**Problem description**
Set the listing down unchanged, minus every embedded image.

Dataset excerpt
◆ ◆ ◆

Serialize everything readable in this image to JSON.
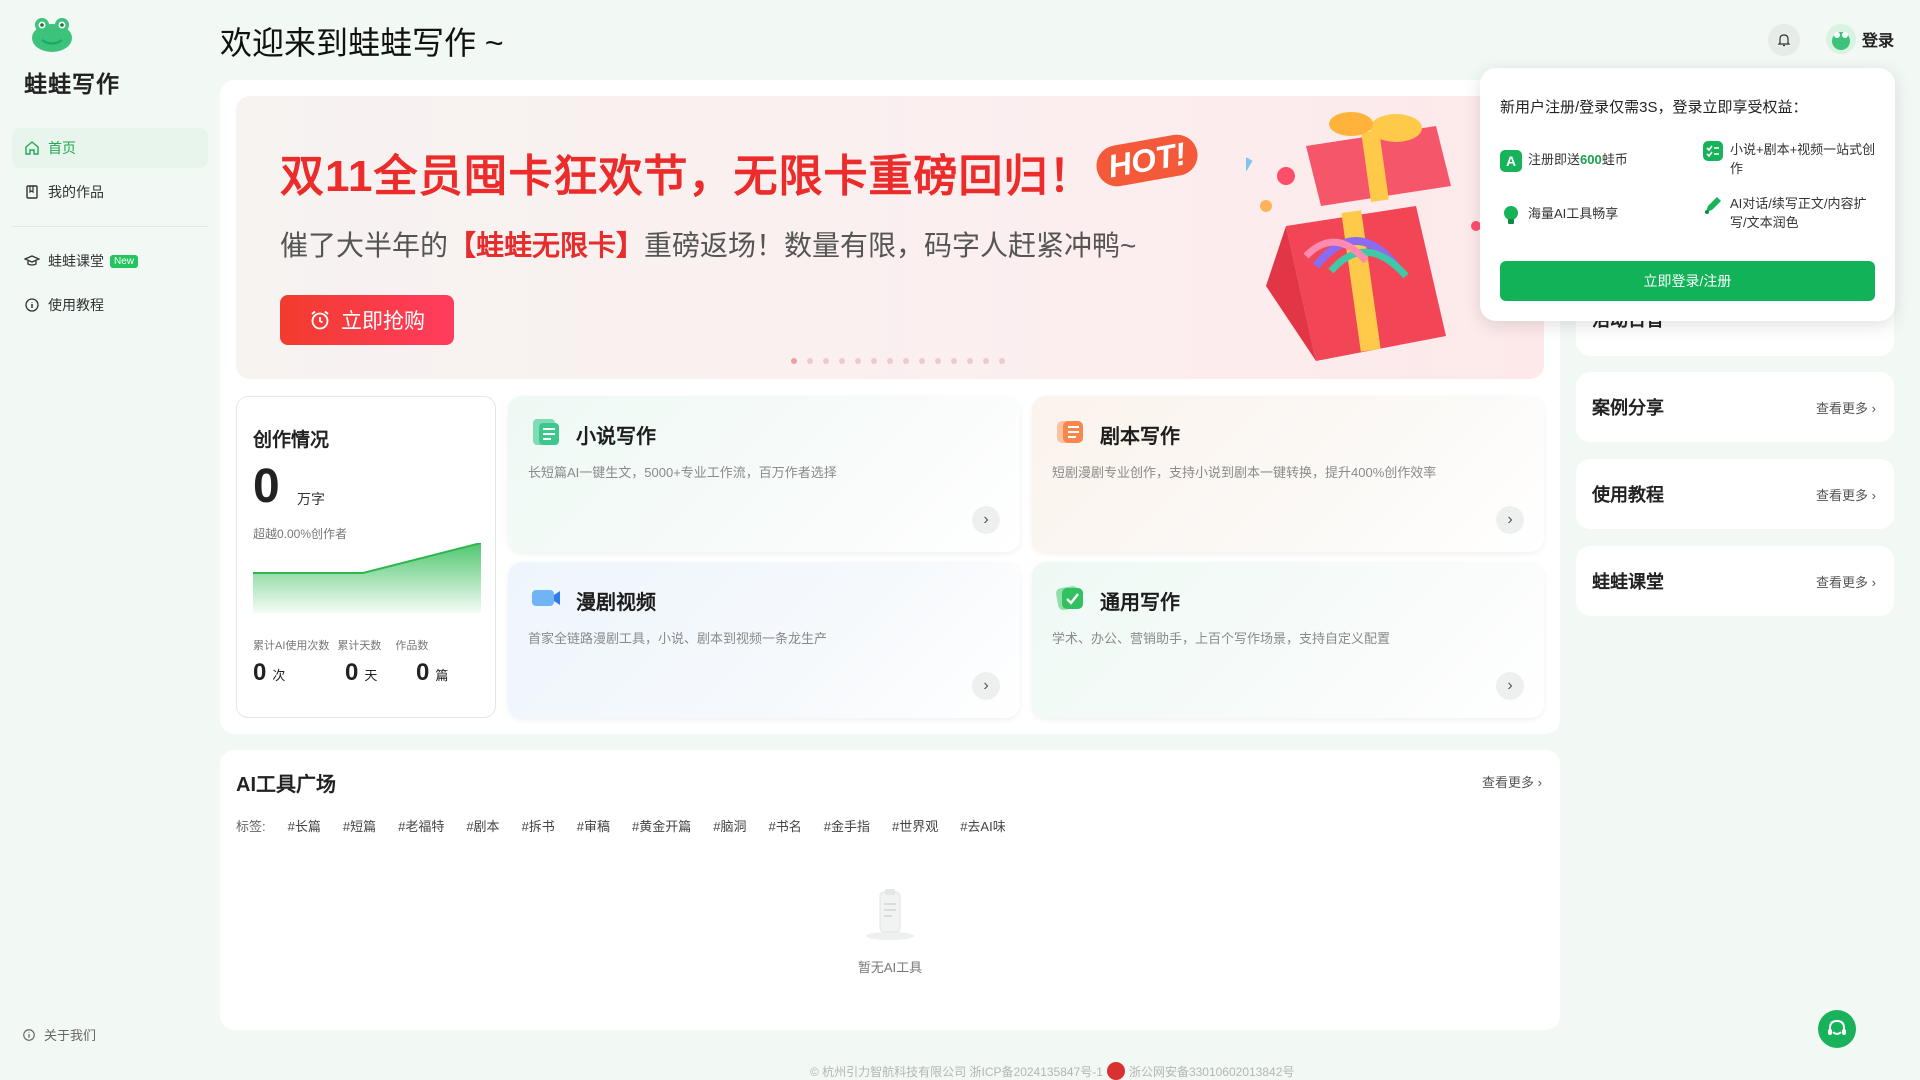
{
  "app": {
    "name": "蛙蛙写作"
  },
  "sidebar": {
    "items": [
      {
        "label": "首页",
        "icon": "home-icon"
      },
      {
        "label": "我的作品",
        "icon": "book-icon"
      },
      {
        "label": "蛙蛙课堂",
        "icon": "graduation-cap-icon",
        "badge": "New"
      },
      {
        "label": "使用教程",
        "icon": "info-icon"
      }
    ],
    "about": "关于我们"
  },
  "header": {
    "welcome": "欢迎来到蛙蛙写作 ~",
    "login": "登录"
  },
  "banner": {
    "title": "双11全员囤卡狂欢节，无限卡重磅回归！",
    "hot": "HOT!",
    "subtitle_pre": "催了大半年的",
    "subtitle_hl": "【蛙蛙无限卡】",
    "subtitle_post": "重磅返场！数量有限，码字人赶紧冲鸭~",
    "button": "立即抢购"
  },
  "stats": {
    "title": "创作情况",
    "words": "0",
    "words_unit": "万字",
    "exceed": "超越0.00%创作者",
    "labels": [
      "累计AI使用次数",
      "累计天数",
      "作品数"
    ],
    "values": [
      {
        "value": "0",
        "unit": "次"
      },
      {
        "value": "0",
        "unit": "天"
      },
      {
        "value": "0",
        "unit": "篇"
      }
    ]
  },
  "cards": [
    {
      "title": "小说写作",
      "desc": "长短篇AI一键生文，5000+专业工作流，百万作者选择",
      "icon": "novel-icon"
    },
    {
      "title": "剧本写作",
      "desc": "短剧漫剧专业创作，支持小说到剧本一键转换，提升400%创作效率",
      "icon": "script-icon"
    },
    {
      "title": "漫剧视频",
      "desc": "首家全链路漫剧工具，小说、剧本到视频一条龙生产",
      "icon": "video-icon"
    },
    {
      "title": "通用写作",
      "desc": "学术、办公、营销助手，上百个写作场景，支持自定义配置",
      "icon": "general-icon"
    }
  ],
  "tools": {
    "title": "AI工具广场",
    "more": "查看更多 ›",
    "tag_label": "标签:",
    "tags": [
      "#长篇",
      "#短篇",
      "#老福特",
      "#剧本",
      "#拆书",
      "#审稿",
      "#黄金开篇",
      "#脑洞",
      "#书名",
      "#金手指",
      "#世界观",
      "#去AI味"
    ],
    "empty": "暂无AI工具"
  },
  "right": {
    "items": [
      {
        "title": "活动日音",
        "more": ""
      },
      {
        "title": "案例分享",
        "more": "查看更多 ›"
      },
      {
        "title": "使用教程",
        "more": "查看更多 ›"
      },
      {
        "title": "蛙蛙课堂",
        "more": "查看更多 ›"
      }
    ]
  },
  "popup": {
    "head": "新用户注册/登录仅需3S，登录立即享受权益：",
    "b1_pre": "注册即送",
    "b1_hl": "600",
    "b1_post": "蛙币",
    "b2": "小说+剧本+视频一站式创作",
    "b3": "海量AI工具畅享",
    "b4": "AI对话/续写正文/内容扩写/文本润色",
    "button": "立即登录/注册"
  },
  "footer": {
    "left": "© 杭州引力智航科技有限公司 浙ICP备2024135847号-1",
    "right": "浙公网安备33010602013842号"
  },
  "colors": {
    "brand": "#12b358",
    "banner_red": "#ec2b2b"
  }
}
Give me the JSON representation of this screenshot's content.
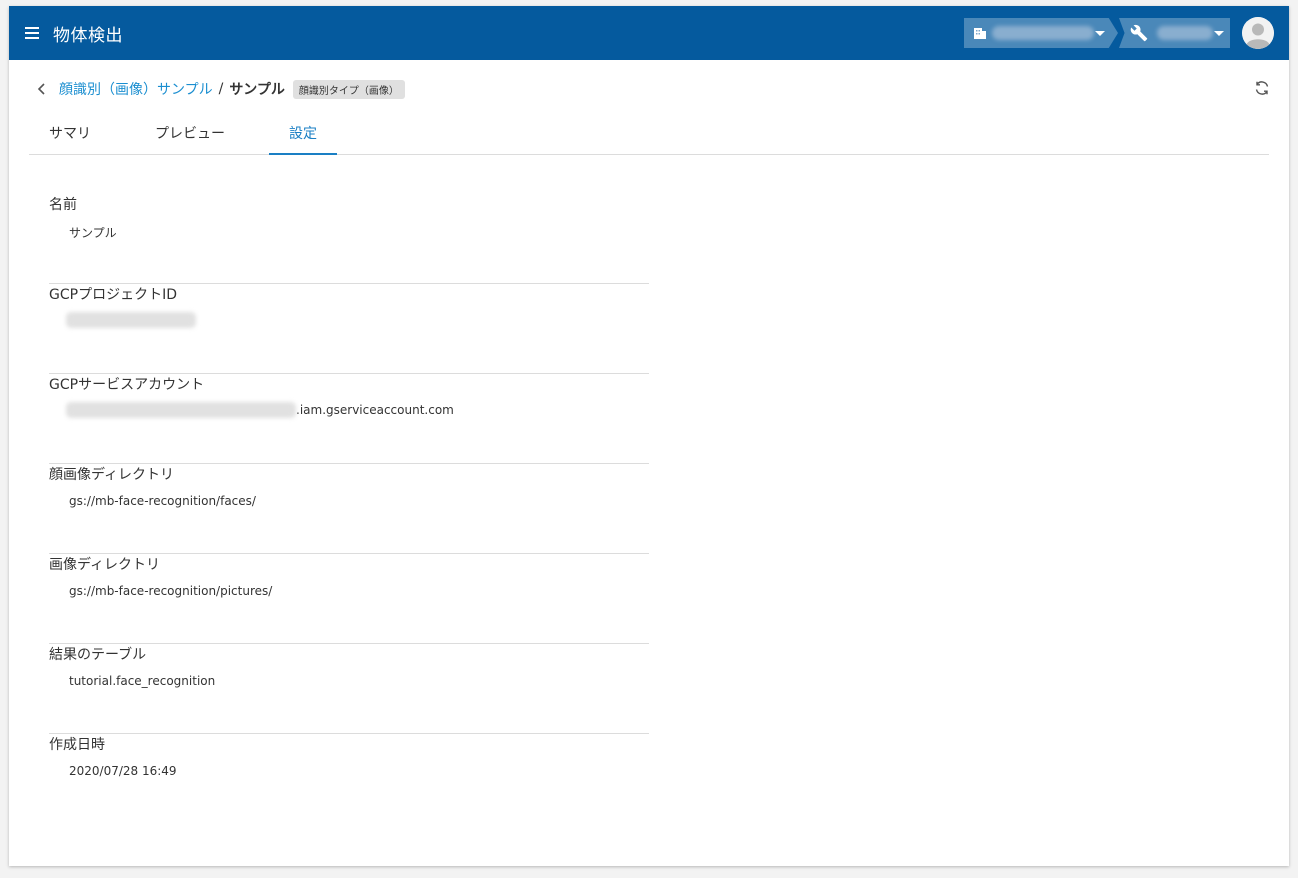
{
  "app": {
    "title": "物体検出"
  },
  "header": {
    "org_icon": "building-icon",
    "project_icon": "wrench-icon",
    "avatar_icon": "user-avatar-icon"
  },
  "breadcrumb": {
    "parent": "顔識別（画像）サンプル",
    "separator": "/",
    "current": "サンプル",
    "badge": "顔識別タイプ（画像）"
  },
  "tabs": [
    {
      "label": "サマリ"
    },
    {
      "label": "プレビュー"
    },
    {
      "label": "設定",
      "active": true
    }
  ],
  "settings": {
    "name": {
      "label": "名前",
      "value": "サンプル"
    },
    "gcp_project_id": {
      "label": "GCPプロジェクトID"
    },
    "gcp_service_account": {
      "label": "GCPサービスアカウント",
      "suffix": ".iam.gserviceaccount.com"
    },
    "face_image_dir": {
      "label": "顔画像ディレクトリ",
      "value": "gs://mb-face-recognition/faces/"
    },
    "image_dir": {
      "label": "画像ディレクトリ",
      "value": "gs://mb-face-recognition/pictures/"
    },
    "result_table": {
      "label": "結果のテーブル",
      "value": "tutorial.face_recognition"
    },
    "created_at": {
      "label": "作成日時",
      "value": "2020/07/28 16:49"
    }
  },
  "colors": {
    "appbar": "#055a9e",
    "link": "#1a8ed0",
    "active_tab": "#1a7fc4"
  }
}
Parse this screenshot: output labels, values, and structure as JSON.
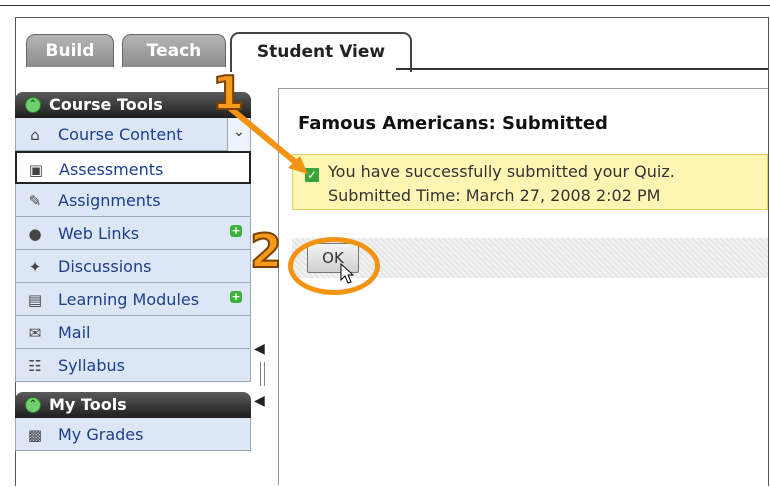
{
  "tabs": {
    "build": "Build",
    "teach": "Teach",
    "student_view": "Student View"
  },
  "sidebar": {
    "course_tools_title": "Course Tools",
    "items": [
      {
        "label": "Course Content",
        "icon": "home-icon",
        "plus": false
      },
      {
        "label": "Assessments",
        "icon": "assessment-icon",
        "plus": false
      },
      {
        "label": "Assignments",
        "icon": "assignment-icon",
        "plus": false
      },
      {
        "label": "Web Links",
        "icon": "globe-icon",
        "plus": true
      },
      {
        "label": "Discussions",
        "icon": "pin-icon",
        "plus": false
      },
      {
        "label": "Learning Modules",
        "icon": "module-icon",
        "plus": true
      },
      {
        "label": "Mail",
        "icon": "mail-icon",
        "plus": false
      },
      {
        "label": "Syllabus",
        "icon": "syllabus-icon",
        "plus": false
      }
    ],
    "my_tools_title": "My Tools",
    "my_tools_items": [
      {
        "label": "My Grades",
        "icon": "grades-icon"
      }
    ]
  },
  "main": {
    "title": "Famous Americans: Submitted",
    "success_line1": "You have successfully submitted your Quiz.",
    "success_line2": "Submitted Time: March 27, 2008 2:02 PM",
    "ok_label": "OK"
  },
  "annotations": {
    "step1": "1",
    "step2": "2"
  },
  "colors": {
    "accent_orange": "#f29312",
    "sidebar_bg": "#dde6f4",
    "link_blue": "#1a3f8c",
    "success_bg": "#fff6b4"
  }
}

◆ ◆ ◆

**Exercise solution**
Serialize everything readable in this image to JSON.
{
  "app": {
    "name": "蛙蛙写作"
  },
  "sidebar": {
    "items": [
      {
        "label": "首页",
        "icon": "home-icon"
      },
      {
        "label": "我的作品",
        "icon": "book-icon"
      },
      {
        "label": "蛙蛙课堂",
        "icon": "graduation-cap-icon",
        "badge": "New"
      },
      {
        "label": "使用教程",
        "icon": "info-icon"
      }
    ],
    "about": "关于我们"
  },
  "header": {
    "welcome": "欢迎来到蛙蛙写作 ~",
    "login": "登录"
  },
  "banner": {
    "title": "双11全员囤卡狂欢节，无限卡重磅回归！",
    "hot": "HOT!",
    "subtitle_pre": "催了大半年的",
    "subtitle_hl": "【蛙蛙无限卡】",
    "subtitle_post": "重磅返场！数量有限，码字人赶紧冲鸭~",
    "button": "立即抢购"
  },
  "stats": {
    "title": "创作情况",
    "words": "0",
    "words_unit": "万字",
    "exceed": "超越0.00%创作者",
    "labels": [
      "累计AI使用次数",
      "累计天数",
      "作品数"
    ],
    "values": [
      {
        "value": "0",
        "unit": "次"
      },
      {
        "value": "0",
        "unit": "天"
      },
      {
        "value": "0",
        "unit": "篇"
      }
    ]
  },
  "cards": [
    {
      "title": "小说写作",
      "desc": "长短篇AI一键生文，5000+专业工作流，百万作者选择",
      "icon": "novel-icon"
    },
    {
      "title": "剧本写作",
      "desc": "短剧漫剧专业创作，支持小说到剧本一键转换，提升400%创作效率",
      "icon": "script-icon"
    },
    {
      "title": "漫剧视频",
      "desc": "首家全链路漫剧工具，小说、剧本到视频一条龙生产",
      "icon": "video-icon"
    },
    {
      "title": "通用写作",
      "desc": "学术、办公、营销助手，上百个写作场景，支持自定义配置",
      "icon": "general-icon"
    }
  ],
  "tools": {
    "title": "AI工具广场",
    "more": "查看更多 ›",
    "tag_label": "标签:",
    "tags": [
      "#长篇",
      "#短篇",
      "#老福特",
      "#剧本",
      "#拆书",
      "#审稿",
      "#黄金开篇",
      "#脑洞",
      "#书名",
      "#金手指",
      "#世界观",
      "#去AI味"
    ],
    "empty": "暂无AI工具"
  },
  "right": {
    "items": [
      {
        "title": "活动日音",
        "more": ""
      },
      {
        "title": "案例分享",
        "more": "查看更多 ›"
      },
      {
        "title": "使用教程",
        "more": "查看更多 ›"
      },
      {
        "title": "蛙蛙课堂",
        "more": "查看更多 ›"
      }
    ]
  },
  "popup": {
    "head": "新用户注册/登录仅需3S，登录立即享受权益：",
    "b1_pre": "注册即送",
    "b1_hl": "600",
    "b1_post": "蛙币",
    "b2": "小说+剧本+视频一站式创作",
    "b3": "海量AI工具畅享",
    "b4": "AI对话/续写正文/内容扩写/文本润色",
    "button": "立即登录/注册"
  },
  "footer": {
    "left": "© 杭州引力智航科技有限公司 浙ICP备2024135847号-1",
    "right": "浙公网安备33010602013842号"
  },
  "colors": {
    "brand": "#12b358",
    "banner_red": "#ec2b2b"
  }
}
Give me the JSON representation of this screenshot's content.
{
  "app": {
    "title": "物体検出"
  },
  "header": {
    "org_icon": "building-icon",
    "project_icon": "wrench-icon",
    "avatar_icon": "user-avatar-icon"
  },
  "breadcrumb": {
    "parent": "顔識別（画像）サンプル",
    "separator": "/",
    "current": "サンプル",
    "badge": "顔識別タイプ（画像）"
  },
  "tabs": [
    {
      "label": "サマリ"
    },
    {
      "label": "プレビュー"
    },
    {
      "label": "設定",
      "active": true
    }
  ],
  "settings": {
    "name": {
      "label": "名前",
      "value": "サンプル"
    },
    "gcp_project_id": {
      "label": "GCPプロジェクトID"
    },
    "gcp_service_account": {
      "label": "GCPサービスアカウント",
      "suffix": ".iam.gserviceaccount.com"
    },
    "face_image_dir": {
      "label": "顔画像ディレクトリ",
      "value": "gs://mb-face-recognition/faces/"
    },
    "image_dir": {
      "label": "画像ディレクトリ",
      "value": "gs://mb-face-recognition/pictures/"
    },
    "result_table": {
      "label": "結果のテーブル",
      "value": "tutorial.face_recognition"
    },
    "created_at": {
      "label": "作成日時",
      "value": "2020/07/28 16:49"
    }
  },
  "colors": {
    "appbar": "#055a9e",
    "link": "#1a8ed0",
    "active_tab": "#1a7fc4"
  }
}
Parse this screenshot: output labels, values, and structure as JSON.
{
  "tabs": {
    "build": "Build",
    "teach": "Teach",
    "student_view": "Student View"
  },
  "sidebar": {
    "course_tools_title": "Course Tools",
    "items": [
      {
        "label": "Course Content",
        "icon": "home-icon",
        "plus": false
      },
      {
        "label": "Assessments",
        "icon": "assessment-icon",
        "plus": false
      },
      {
        "label": "Assignments",
        "icon": "assignment-icon",
        "plus": false
      },
      {
        "label": "Web Links",
        "icon": "globe-icon",
        "plus": true
      },
      {
        "label": "Discussions",
        "icon": "pin-icon",
        "plus": false
      },
      {
        "label": "Learning Modules",
        "icon": "module-icon",
        "plus": true
      },
      {
        "label": "Mail",
        "icon": "mail-icon",
        "plus": false
      },
      {
        "label": "Syllabus",
        "icon": "syllabus-icon",
        "plus": false
      }
    ],
    "my_tools_title": "My Tools",
    "my_tools_items": [
      {
        "label": "My Grades",
        "icon": "grades-icon"
      }
    ]
  },
  "main": {
    "title": "Famous Americans: Submitted",
    "success_line1": "You have successfully submitted your Quiz.",
    "success_line2": "Submitted Time: March 27, 2008 2:02 PM",
    "ok_label": "OK"
  },
  "annotations": {
    "step1": "1",
    "step2": "2"
  },
  "colors": {
    "accent_orange": "#f29312",
    "sidebar_bg": "#dde6f4",
    "link_blue": "#1a3f8c",
    "success_bg": "#fff6b4"
  }
}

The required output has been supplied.